**What you should do**: Please transcribe the data below exactly. Leave the pictures out.

********************

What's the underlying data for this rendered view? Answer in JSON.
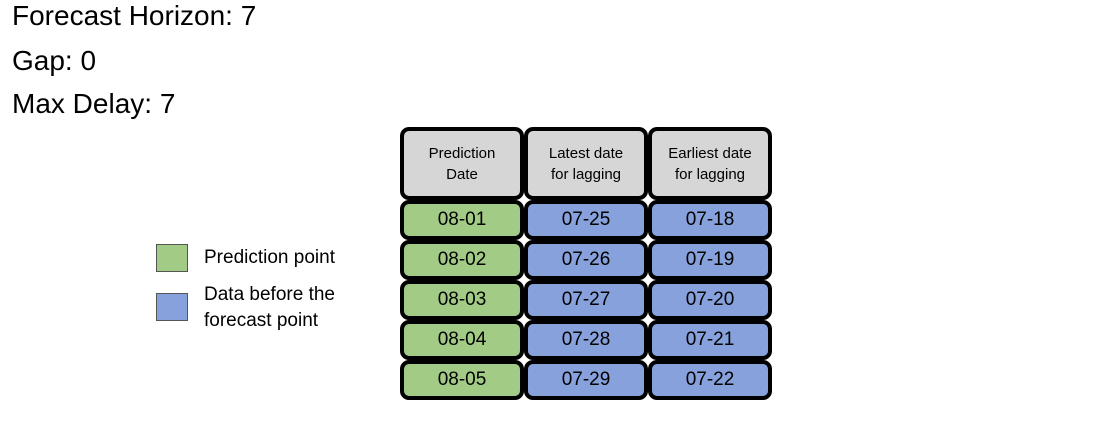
{
  "params": {
    "forecast_horizon": "Forecast Horizon: 7",
    "gap": "Gap: 0",
    "max_delay": "Max Delay: 7"
  },
  "legend": {
    "items": [
      {
        "label": "Prediction point",
        "color": "#a2cc85"
      },
      {
        "label": "Data before the forecast point",
        "color": "#86a1db"
      }
    ]
  },
  "table": {
    "headers": [
      "Prediction Date",
      "Latest date for lagging",
      "Earliest date for lagging"
    ],
    "rows": [
      {
        "prediction": "08-01",
        "latest": "07-25",
        "earliest": "07-18"
      },
      {
        "prediction": "08-02",
        "latest": "07-26",
        "earliest": "07-19"
      },
      {
        "prediction": "08-03",
        "latest": "07-27",
        "earliest": "07-20"
      },
      {
        "prediction": "08-04",
        "latest": "07-28",
        "earliest": "07-21"
      },
      {
        "prediction": "08-05",
        "latest": "07-29",
        "earliest": "07-22"
      }
    ],
    "colors": {
      "header_fill": "#d6d6d6",
      "prediction_fill": "#a2cc85",
      "lag_fill": "#86a1db",
      "border": "#000000"
    }
  }
}
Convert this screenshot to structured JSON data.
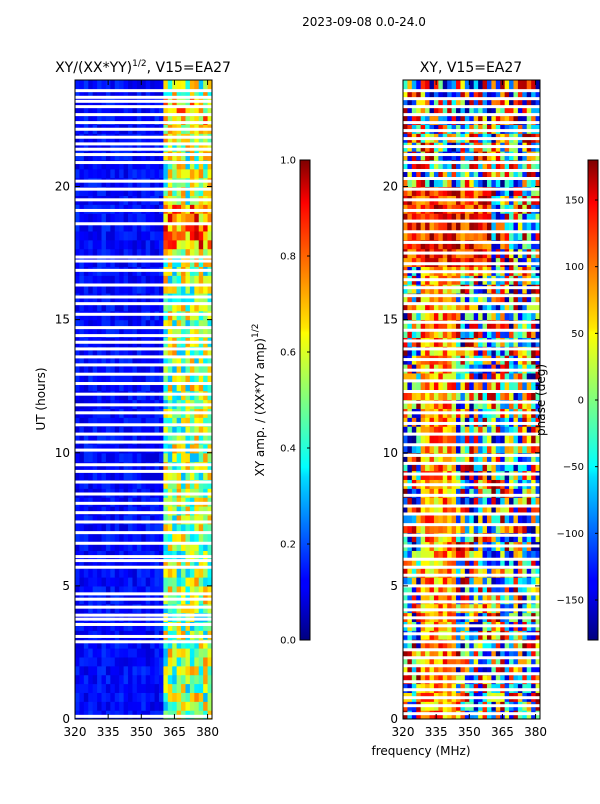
{
  "figure_title": "2023-09-08 0.0-24.0",
  "chart_data": [
    {
      "type": "heatmap",
      "title": "XY/(XX*YY)",
      "title_exponent": "1/2",
      "title_suffix": ", V15=EA27",
      "xlabel": "frequency (MHz)",
      "ylabel": "UT (hours)",
      "xlim": [
        320,
        382
      ],
      "ylim": [
        0,
        24
      ],
      "x_ticks": [
        "320",
        "335",
        "350",
        "365",
        "380"
      ],
      "x_tick_values": [
        320,
        335,
        350,
        365,
        380
      ],
      "y_ticks": [
        "0",
        "5",
        "10",
        "15",
        "20"
      ],
      "y_tick_values": [
        0,
        5,
        10,
        15,
        20
      ],
      "colorbar": {
        "label": "XY amp. / (XX*YY amp)",
        "label_exponent": "1/2",
        "range": [
          0.0,
          1.0
        ],
        "ticks": [
          "0.0",
          "0.2",
          "0.4",
          "0.6",
          "0.8",
          "1.0"
        ],
        "tick_values": [
          0.0,
          0.2,
          0.4,
          0.6,
          0.8,
          1.0
        ],
        "colormap": "jet"
      },
      "flagged_hours": [
        0.1,
        2.9,
        3.1,
        3.55,
        3.75,
        3.9,
        4.2,
        4.5,
        4.7,
        5.7,
        5.95,
        6.1,
        6.6,
        7.0,
        7.4,
        7.75,
        8.1,
        8.45,
        8.9,
        9.3,
        9.55,
        10.1,
        10.4,
        10.7,
        11.05,
        11.5,
        11.8,
        12.2,
        12.6,
        12.95,
        13.3,
        13.6,
        13.9,
        14.15,
        14.4,
        14.7,
        15.2,
        15.6,
        15.85,
        16.3,
        16.85,
        17.2,
        17.35,
        18.6,
        19.1,
        19.5,
        19.9,
        20.2,
        20.9,
        21.2,
        21.4,
        21.6,
        21.85,
        22.15,
        22.4,
        22.7,
        23.0,
        23.2,
        23.35,
        23.6
      ]
    },
    {
      "type": "heatmap",
      "title": "XY, V15=EA27",
      "xlabel": "frequency (MHz)",
      "ylabel": "",
      "xlim": [
        320,
        382
      ],
      "ylim": [
        0,
        24
      ],
      "x_ticks": [
        "320",
        "335",
        "350",
        "365",
        "380"
      ],
      "x_tick_values": [
        320,
        335,
        350,
        365,
        380
      ],
      "y_ticks": [
        "0",
        "5",
        "10",
        "15",
        "20"
      ],
      "y_tick_values": [
        0,
        5,
        10,
        15,
        20
      ],
      "colorbar": {
        "label": "phase (deg)",
        "range": [
          -180,
          180
        ],
        "ticks": [
          "−150",
          "−100",
          "−50",
          "0",
          "50",
          "100",
          "150"
        ],
        "tick_values": [
          -150,
          -100,
          -50,
          0,
          50,
          100,
          150
        ],
        "colormap": "jet"
      },
      "flagged_hours": [
        0.2,
        0.5,
        0.8,
        1.1,
        1.4,
        1.7,
        2.0,
        2.3,
        2.6,
        2.9,
        3.2,
        3.5,
        3.8,
        4.1,
        4.4,
        4.7,
        5.0,
        5.4,
        5.7,
        6.0,
        6.5,
        6.9,
        7.3,
        7.7,
        8.0,
        8.4,
        8.8,
        9.2,
        9.6,
        9.9,
        10.3,
        10.7,
        11.1,
        11.5,
        11.9,
        12.3,
        12.7,
        13.1,
        13.5,
        13.9,
        14.2,
        14.6,
        14.9,
        15.3,
        15.6,
        15.9,
        16.2,
        16.5,
        16.8,
        17.1,
        17.5,
        17.9,
        18.3,
        18.7,
        19.1,
        19.5,
        19.9,
        20.3,
        20.6,
        20.9,
        21.2,
        21.5,
        21.8,
        22.1,
        22.4,
        22.7,
        23.0,
        23.3,
        23.6
      ]
    }
  ]
}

********************

**Result of this exercise**:
What's the underlying data for this rendered view? Answer in JSON.
{
  "params": {
    "forecast_horizon": "Forecast Horizon: 7",
    "gap": "Gap: 0",
    "max_delay": "Max Delay: 7"
  },
  "legend": {
    "items": [
      {
        "label": "Prediction point",
        "color": "#a2cc85"
      },
      {
        "label": "Data before the forecast point",
        "color": "#86a1db"
      }
    ]
  },
  "table": {
    "headers": [
      "Prediction Date",
      "Latest date for lagging",
      "Earliest date for lagging"
    ],
    "rows": [
      {
        "prediction": "08-01",
        "latest": "07-25",
        "earliest": "07-18"
      },
      {
        "prediction": "08-02",
        "latest": "07-26",
        "earliest": "07-19"
      },
      {
        "prediction": "08-03",
        "latest": "07-27",
        "earliest": "07-20"
      },
      {
        "prediction": "08-04",
        "latest": "07-28",
        "earliest": "07-21"
      },
      {
        "prediction": "08-05",
        "latest": "07-29",
        "earliest": "07-22"
      }
    ],
    "colors": {
      "header_fill": "#d6d6d6",
      "prediction_fill": "#a2cc85",
      "lag_fill": "#86a1db",
      "border": "#000000"
    }
  }
}
Convert this screenshot to structured JSON data.
{
  "figure_title": "2023-09-08 0.0-24.0",
  "chart_data": [
    {
      "type": "heatmap",
      "title": "XY/(XX*YY)",
      "title_exponent": "1/2",
      "title_suffix": ", V15=EA27",
      "xlabel": "frequency (MHz)",
      "ylabel": "UT (hours)",
      "xlim": [
        320,
        382
      ],
      "ylim": [
        0,
        24
      ],
      "x_ticks": [
        "320",
        "335",
        "350",
        "365",
        "380"
      ],
      "x_tick_values": [
        320,
        335,
        350,
        365,
        380
      ],
      "y_ticks": [
        "0",
        "5",
        "10",
        "15",
        "20"
      ],
      "y_tick_values": [
        0,
        5,
        10,
        15,
        20
      ],
      "colorbar": {
        "label": "XY amp. / (XX*YY amp)",
        "label_exponent": "1/2",
        "range": [
          0.0,
          1.0
        ],
        "ticks": [
          "0.0",
          "0.2",
          "0.4",
          "0.6",
          "0.8",
          "1.0"
        ],
        "tick_values": [
          0.0,
          0.2,
          0.4,
          0.6,
          0.8,
          1.0
        ],
        "colormap": "jet"
      },
      "flagged_hours": [
        0.1,
        2.9,
        3.1,
        3.55,
        3.75,
        3.9,
        4.2,
        4.5,
        4.7,
        5.7,
        5.95,
        6.1,
        6.6,
        7.0,
        7.4,
        7.75,
        8.1,
        8.45,
        8.9,
        9.3,
        9.55,
        10.1,
        10.4,
        10.7,
        11.05,
        11.5,
        11.8,
        12.2,
        12.6,
        12.95,
        13.3,
        13.6,
        13.9,
        14.15,
        14.4,
        14.7,
        15.2,
        15.6,
        15.85,
        16.3,
        16.85,
        17.2,
        17.35,
        18.6,
        19.1,
        19.5,
        19.9,
        20.2,
        20.9,
        21.2,
        21.4,
        21.6,
        21.85,
        22.15,
        22.4,
        22.7,
        23.0,
        23.2,
        23.35,
        23.6
      ]
    },
    {
      "type": "heatmap",
      "title": "XY, V15=EA27",
      "xlabel": "frequency (MHz)",
      "ylabel": "",
      "xlim": [
        320,
        382
      ],
      "ylim": [
        0,
        24
      ],
      "x_ticks": [
        "320",
        "335",
        "350",
        "365",
        "380"
      ],
      "x_tick_values": [
        320,
        335,
        350,
        365,
        380
      ],
      "y_ticks": [
        "0",
        "5",
        "10",
        "15",
        "20"
      ],
      "y_tick_values": [
        0,
        5,
        10,
        15,
        20
      ],
      "colorbar": {
        "label": "phase (deg)",
        "range": [
          -180,
          180
        ],
        "ticks": [
          "−150",
          "−100",
          "−50",
          "0",
          "50",
          "100",
          "150"
        ],
        "tick_values": [
          -150,
          -100,
          -50,
          0,
          50,
          100,
          150
        ],
        "colormap": "jet"
      },
      "flagged_hours": [
        0.2,
        0.5,
        0.8,
        1.1,
        1.4,
        1.7,
        2.0,
        2.3,
        2.6,
        2.9,
        3.2,
        3.5,
        3.8,
        4.1,
        4.4,
        4.7,
        5.0,
        5.4,
        5.7,
        6.0,
        6.5,
        6.9,
        7.3,
        7.7,
        8.0,
        8.4,
        8.8,
        9.2,
        9.6,
        9.9,
        10.3,
        10.7,
        11.1,
        11.5,
        11.9,
        12.3,
        12.7,
        13.1,
        13.5,
        13.9,
        14.2,
        14.6,
        14.9,
        15.3,
        15.6,
        15.9,
        16.2,
        16.5,
        16.8,
        17.1,
        17.5,
        17.9,
        18.3,
        18.7,
        19.1,
        19.5,
        19.9,
        20.3,
        20.6,
        20.9,
        21.2,
        21.5,
        21.8,
        22.1,
        22.4,
        22.7,
        23.0,
        23.3,
        23.6
      ]
    }
  ]
}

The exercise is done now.